▶ [WORK REQUIRED]:
Pull out all lines from the listing below in which the word "title" appears.

[Stored data]
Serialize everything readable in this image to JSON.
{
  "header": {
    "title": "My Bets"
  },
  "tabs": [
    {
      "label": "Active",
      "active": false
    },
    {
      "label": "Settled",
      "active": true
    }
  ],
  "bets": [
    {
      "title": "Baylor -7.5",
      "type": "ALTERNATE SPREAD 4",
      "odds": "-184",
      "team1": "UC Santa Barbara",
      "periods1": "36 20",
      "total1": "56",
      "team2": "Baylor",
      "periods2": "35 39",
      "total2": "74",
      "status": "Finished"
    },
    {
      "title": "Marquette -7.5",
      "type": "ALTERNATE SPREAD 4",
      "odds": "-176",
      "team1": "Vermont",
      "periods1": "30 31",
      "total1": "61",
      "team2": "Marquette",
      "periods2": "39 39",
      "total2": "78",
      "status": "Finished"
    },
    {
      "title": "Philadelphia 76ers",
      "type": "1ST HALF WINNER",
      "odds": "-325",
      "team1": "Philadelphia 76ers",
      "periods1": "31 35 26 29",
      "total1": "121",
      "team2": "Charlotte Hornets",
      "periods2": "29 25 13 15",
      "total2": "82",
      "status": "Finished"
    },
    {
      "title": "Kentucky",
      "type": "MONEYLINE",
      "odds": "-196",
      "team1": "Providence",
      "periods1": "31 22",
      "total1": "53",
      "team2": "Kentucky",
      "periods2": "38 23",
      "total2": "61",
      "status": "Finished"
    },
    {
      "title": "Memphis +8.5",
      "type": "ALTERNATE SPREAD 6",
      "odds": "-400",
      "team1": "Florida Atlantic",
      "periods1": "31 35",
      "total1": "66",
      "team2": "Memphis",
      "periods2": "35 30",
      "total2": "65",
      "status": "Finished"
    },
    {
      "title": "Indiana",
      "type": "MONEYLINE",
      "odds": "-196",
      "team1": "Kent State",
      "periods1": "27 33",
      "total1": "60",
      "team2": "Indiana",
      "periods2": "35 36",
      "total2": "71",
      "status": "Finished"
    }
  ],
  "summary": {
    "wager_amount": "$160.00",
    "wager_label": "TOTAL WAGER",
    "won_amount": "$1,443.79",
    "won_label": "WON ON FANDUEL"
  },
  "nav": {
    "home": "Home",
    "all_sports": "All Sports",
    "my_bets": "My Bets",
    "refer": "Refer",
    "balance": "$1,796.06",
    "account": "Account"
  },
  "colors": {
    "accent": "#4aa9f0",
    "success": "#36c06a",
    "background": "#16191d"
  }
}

▶ [COMPLETE RESPONSE]:
    "title": "My Bets"
      "title": "Baylor -7.5",
      "title": "Marquette -7.5",
      "title": "Philadelphia 76ers",
      "title": "Kentucky",
      "title": "Memphis +8.5",
      "title": "Indiana",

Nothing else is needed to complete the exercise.